Return each line of the records holding the string "vertical".

▶ **Collected data**:
☆ ☆ ☆ ☆ ☆ ☆ ☆

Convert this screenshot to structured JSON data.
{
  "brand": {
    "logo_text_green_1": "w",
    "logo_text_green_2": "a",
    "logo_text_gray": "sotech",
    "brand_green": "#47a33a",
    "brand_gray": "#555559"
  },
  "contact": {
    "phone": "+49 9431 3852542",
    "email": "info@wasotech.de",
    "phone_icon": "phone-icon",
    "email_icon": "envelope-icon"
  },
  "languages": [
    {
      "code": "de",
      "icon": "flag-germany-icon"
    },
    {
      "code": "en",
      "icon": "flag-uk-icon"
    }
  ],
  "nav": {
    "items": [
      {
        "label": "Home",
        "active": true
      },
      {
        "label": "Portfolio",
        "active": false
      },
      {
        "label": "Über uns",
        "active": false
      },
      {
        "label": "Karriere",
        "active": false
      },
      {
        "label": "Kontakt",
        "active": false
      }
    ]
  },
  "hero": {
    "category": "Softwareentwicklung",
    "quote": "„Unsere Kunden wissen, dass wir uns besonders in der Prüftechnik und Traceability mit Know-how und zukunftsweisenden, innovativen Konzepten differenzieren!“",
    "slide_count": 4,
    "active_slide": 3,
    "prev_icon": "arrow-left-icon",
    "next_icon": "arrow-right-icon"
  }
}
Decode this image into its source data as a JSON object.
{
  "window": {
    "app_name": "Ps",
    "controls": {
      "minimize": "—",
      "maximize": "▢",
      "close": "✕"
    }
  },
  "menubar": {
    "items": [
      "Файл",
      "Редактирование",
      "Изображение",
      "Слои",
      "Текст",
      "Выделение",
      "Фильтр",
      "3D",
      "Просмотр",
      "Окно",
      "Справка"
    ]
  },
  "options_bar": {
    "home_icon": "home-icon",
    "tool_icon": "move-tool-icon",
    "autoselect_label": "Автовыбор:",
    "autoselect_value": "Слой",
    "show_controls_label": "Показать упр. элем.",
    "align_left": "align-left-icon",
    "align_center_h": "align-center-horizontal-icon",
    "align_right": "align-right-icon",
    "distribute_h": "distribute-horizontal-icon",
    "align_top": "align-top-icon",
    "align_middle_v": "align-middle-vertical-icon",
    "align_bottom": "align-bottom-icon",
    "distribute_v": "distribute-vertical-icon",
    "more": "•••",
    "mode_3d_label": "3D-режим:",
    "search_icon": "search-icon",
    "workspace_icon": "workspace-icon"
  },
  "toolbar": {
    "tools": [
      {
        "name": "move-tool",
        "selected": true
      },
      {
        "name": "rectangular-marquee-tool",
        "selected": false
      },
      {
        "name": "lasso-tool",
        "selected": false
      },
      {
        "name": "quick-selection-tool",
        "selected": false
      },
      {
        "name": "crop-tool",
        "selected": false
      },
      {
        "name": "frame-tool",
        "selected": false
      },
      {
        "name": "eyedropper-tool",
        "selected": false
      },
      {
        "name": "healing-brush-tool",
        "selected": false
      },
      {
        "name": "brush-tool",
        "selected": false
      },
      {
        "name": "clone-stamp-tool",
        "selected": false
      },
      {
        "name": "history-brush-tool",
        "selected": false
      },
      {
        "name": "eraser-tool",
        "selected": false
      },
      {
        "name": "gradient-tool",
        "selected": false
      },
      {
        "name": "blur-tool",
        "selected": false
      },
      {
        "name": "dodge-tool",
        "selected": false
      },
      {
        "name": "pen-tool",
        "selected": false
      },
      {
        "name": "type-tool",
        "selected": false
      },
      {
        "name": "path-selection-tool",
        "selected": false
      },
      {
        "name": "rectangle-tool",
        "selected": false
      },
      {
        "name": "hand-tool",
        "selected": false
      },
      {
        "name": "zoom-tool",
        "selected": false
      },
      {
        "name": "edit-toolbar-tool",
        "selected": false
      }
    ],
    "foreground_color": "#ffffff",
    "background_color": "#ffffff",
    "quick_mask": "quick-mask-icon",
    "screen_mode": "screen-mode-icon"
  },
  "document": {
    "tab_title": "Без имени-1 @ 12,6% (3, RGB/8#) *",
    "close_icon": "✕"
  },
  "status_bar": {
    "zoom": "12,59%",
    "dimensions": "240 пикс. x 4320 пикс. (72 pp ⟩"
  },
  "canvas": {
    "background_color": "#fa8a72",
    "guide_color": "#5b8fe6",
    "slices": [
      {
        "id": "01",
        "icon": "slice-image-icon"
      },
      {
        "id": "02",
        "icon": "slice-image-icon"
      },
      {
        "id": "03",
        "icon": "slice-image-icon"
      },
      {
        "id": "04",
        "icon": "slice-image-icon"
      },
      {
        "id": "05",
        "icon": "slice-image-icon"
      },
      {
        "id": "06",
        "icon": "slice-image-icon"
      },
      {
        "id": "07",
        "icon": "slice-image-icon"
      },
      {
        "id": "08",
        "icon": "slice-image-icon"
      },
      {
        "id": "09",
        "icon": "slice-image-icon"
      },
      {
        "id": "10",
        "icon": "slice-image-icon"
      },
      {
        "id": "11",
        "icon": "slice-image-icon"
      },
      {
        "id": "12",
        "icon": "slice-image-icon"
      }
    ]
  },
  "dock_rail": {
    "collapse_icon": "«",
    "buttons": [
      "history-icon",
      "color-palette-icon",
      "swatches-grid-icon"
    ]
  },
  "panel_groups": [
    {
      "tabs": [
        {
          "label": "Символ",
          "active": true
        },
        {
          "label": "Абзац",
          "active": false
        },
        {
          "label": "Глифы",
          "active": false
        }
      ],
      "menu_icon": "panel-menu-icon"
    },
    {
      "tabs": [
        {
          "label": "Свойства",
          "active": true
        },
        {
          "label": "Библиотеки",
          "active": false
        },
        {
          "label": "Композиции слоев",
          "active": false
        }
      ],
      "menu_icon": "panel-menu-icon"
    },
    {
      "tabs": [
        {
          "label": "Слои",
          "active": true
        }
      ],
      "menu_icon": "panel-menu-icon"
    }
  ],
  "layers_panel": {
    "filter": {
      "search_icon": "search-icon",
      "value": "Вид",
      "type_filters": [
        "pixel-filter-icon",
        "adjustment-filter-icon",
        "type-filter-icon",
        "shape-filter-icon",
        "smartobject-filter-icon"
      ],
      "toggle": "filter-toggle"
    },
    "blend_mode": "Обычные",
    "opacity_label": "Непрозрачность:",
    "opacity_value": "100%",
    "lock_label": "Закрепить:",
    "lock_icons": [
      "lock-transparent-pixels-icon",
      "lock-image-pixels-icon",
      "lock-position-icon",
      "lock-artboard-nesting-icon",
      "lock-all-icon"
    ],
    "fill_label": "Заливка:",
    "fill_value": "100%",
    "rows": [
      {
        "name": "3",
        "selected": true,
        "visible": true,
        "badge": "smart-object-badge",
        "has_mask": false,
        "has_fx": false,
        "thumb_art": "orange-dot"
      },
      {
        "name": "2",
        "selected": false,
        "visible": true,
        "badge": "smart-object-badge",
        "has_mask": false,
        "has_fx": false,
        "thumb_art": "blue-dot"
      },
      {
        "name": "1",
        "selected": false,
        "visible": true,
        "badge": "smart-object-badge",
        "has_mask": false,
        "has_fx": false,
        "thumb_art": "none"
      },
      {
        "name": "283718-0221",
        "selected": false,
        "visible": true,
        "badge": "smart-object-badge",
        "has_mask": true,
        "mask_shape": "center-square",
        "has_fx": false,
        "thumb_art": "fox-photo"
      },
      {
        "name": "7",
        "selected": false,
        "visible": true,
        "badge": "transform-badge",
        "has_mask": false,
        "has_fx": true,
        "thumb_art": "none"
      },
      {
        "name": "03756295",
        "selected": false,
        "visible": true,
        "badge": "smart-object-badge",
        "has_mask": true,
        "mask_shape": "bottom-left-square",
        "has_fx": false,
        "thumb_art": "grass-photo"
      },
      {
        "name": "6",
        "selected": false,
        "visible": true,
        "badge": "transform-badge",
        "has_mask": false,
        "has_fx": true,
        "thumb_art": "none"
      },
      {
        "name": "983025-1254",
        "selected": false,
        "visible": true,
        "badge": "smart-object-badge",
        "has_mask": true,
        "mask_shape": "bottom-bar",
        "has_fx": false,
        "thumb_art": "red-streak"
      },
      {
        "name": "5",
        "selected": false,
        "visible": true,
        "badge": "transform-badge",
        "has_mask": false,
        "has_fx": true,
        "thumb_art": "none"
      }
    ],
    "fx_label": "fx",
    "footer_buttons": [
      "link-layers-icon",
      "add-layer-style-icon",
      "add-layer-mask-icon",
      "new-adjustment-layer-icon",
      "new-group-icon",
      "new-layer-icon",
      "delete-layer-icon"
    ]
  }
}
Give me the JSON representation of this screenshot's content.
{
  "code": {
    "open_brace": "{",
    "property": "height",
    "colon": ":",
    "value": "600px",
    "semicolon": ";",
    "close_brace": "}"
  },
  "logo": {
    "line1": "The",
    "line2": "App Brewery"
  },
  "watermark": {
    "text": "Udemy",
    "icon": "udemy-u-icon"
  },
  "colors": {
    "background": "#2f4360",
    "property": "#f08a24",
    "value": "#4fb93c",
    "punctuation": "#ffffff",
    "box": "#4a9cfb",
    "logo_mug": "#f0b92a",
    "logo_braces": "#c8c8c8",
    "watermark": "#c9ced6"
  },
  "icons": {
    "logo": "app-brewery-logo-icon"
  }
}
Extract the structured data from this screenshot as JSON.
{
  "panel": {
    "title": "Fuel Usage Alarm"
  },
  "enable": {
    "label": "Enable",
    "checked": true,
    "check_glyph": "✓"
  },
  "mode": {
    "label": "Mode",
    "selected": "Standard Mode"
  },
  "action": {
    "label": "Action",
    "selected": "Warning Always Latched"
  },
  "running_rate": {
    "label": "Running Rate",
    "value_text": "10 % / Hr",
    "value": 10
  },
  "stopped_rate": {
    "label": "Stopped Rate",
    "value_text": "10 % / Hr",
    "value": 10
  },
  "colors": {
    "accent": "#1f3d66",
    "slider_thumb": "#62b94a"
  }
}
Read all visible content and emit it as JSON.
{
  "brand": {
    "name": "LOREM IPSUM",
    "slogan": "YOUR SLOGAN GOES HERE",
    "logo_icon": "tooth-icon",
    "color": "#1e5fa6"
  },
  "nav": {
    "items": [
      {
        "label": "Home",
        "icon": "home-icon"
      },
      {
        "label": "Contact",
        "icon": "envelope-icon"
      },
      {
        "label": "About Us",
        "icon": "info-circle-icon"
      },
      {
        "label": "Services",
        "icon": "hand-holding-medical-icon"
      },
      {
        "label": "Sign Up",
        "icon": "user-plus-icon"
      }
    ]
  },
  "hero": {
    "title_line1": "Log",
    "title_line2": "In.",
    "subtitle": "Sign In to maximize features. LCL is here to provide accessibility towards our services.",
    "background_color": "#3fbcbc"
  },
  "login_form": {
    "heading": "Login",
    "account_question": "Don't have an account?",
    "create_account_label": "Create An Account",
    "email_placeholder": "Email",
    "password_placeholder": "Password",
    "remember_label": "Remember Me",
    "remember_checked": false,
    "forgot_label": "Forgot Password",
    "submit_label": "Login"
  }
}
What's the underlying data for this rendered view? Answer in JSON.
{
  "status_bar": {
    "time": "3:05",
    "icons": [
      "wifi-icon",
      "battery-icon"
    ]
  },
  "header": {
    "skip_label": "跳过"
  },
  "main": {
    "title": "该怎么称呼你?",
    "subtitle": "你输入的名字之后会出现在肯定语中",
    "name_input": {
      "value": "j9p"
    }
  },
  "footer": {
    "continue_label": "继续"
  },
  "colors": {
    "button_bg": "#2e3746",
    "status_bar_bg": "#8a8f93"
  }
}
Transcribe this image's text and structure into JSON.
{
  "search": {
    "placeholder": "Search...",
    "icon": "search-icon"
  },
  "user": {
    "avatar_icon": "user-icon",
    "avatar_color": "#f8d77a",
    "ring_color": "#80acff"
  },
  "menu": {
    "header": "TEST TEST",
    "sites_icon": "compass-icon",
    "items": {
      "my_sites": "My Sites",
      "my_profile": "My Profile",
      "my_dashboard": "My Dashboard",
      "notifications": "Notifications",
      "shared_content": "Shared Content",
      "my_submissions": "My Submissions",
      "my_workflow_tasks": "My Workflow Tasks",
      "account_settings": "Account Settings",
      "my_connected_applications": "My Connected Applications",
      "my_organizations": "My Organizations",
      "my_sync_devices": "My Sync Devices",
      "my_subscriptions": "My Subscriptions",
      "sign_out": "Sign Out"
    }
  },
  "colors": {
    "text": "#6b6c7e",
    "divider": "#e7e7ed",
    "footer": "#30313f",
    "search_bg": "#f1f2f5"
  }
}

☆ ☆ ☆ ☆ ☆ ☆ ☆

▶ **Solution to this task**:
    "align_middle_v": "align-middle-vertical-icon",
    "distribute_v": "distribute-vertical-icon",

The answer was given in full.